- Record extracts -
----

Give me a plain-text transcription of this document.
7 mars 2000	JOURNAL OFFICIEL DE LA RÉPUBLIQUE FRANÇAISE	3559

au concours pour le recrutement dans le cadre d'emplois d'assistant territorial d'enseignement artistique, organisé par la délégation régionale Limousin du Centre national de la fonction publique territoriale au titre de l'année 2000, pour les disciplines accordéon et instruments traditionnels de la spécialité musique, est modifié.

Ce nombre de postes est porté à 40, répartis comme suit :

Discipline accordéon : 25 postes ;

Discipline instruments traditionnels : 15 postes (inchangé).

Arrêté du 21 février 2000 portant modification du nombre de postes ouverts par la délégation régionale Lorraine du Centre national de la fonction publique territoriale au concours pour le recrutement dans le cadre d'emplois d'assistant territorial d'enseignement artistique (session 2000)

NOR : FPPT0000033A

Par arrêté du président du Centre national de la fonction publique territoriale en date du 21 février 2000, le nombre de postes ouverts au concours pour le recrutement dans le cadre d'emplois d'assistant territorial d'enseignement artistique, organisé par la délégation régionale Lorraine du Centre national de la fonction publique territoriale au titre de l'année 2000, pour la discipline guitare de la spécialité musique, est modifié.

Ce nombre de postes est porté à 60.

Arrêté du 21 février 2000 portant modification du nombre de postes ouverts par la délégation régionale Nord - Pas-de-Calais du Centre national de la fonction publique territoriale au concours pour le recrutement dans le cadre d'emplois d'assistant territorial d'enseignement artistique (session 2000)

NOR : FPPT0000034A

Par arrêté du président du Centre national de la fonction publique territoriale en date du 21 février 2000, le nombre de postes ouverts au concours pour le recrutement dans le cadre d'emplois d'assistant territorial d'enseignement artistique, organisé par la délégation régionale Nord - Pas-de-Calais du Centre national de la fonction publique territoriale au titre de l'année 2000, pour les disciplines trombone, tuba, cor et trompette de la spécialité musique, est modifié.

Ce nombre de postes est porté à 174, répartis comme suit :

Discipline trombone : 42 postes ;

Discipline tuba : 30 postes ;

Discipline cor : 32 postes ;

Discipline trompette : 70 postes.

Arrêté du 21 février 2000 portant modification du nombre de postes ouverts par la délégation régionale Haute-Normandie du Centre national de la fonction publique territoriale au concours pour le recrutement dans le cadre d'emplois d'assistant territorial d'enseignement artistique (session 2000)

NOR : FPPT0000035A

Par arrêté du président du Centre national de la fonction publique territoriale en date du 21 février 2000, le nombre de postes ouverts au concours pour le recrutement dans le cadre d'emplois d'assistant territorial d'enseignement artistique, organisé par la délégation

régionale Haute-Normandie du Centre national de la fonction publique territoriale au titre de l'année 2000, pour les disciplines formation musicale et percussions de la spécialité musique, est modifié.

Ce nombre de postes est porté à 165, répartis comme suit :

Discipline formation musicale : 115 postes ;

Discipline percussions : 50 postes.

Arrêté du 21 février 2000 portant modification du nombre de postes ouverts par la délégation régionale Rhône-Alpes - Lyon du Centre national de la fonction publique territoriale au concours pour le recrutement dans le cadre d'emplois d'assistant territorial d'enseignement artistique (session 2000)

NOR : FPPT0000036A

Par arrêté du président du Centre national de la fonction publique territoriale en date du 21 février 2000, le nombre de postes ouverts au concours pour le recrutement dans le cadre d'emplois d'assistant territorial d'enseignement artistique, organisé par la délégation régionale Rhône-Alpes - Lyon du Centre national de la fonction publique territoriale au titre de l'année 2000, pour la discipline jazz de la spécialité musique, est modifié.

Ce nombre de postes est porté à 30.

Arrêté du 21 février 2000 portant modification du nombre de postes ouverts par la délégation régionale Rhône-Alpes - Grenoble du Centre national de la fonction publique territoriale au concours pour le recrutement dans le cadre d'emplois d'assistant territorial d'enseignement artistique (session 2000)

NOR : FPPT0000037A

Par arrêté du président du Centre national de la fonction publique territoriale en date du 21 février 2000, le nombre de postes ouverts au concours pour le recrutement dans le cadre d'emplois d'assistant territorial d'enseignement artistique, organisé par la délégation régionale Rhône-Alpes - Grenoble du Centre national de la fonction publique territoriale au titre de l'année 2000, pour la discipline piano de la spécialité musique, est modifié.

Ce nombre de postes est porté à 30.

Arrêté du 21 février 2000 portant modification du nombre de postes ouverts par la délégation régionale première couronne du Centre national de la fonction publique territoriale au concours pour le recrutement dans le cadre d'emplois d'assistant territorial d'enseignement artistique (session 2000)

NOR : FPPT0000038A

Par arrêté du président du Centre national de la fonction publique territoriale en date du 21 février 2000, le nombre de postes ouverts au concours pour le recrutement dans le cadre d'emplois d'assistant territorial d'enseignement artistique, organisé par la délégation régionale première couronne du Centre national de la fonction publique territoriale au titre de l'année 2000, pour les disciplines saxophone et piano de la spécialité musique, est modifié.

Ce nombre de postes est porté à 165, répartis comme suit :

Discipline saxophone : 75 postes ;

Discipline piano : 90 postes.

----

- Aim -
Which lines contain the word "Nord"? Copy each of them.

- Answer to the exercise -
Arrêté du 21 février 2000 portant modification du nombre de postes ouverts par la délégation régionale Nord - Pas-de-Calais du Centre national de la fonction publique territoriale au concours pour le recrutement dans le cadre d'emplois d'assistant territorial d'enseignement artistique (session 2000)
Par arrêté du président du Centre national de la fonction publique territoriale en date du 21 février 2000, le nombre de postes ouverts au concours pour le recrutement dans le cadre d'emplois d'assistant territorial d'enseignement artistique, organisé par la délégation régionale Nord - Pas-de-Calais du Centre national de la fonction publique territoriale au titre de l'année 2000, pour les disciplines trombone, tuba, cor et trompette de la spécialité musique, est modifié.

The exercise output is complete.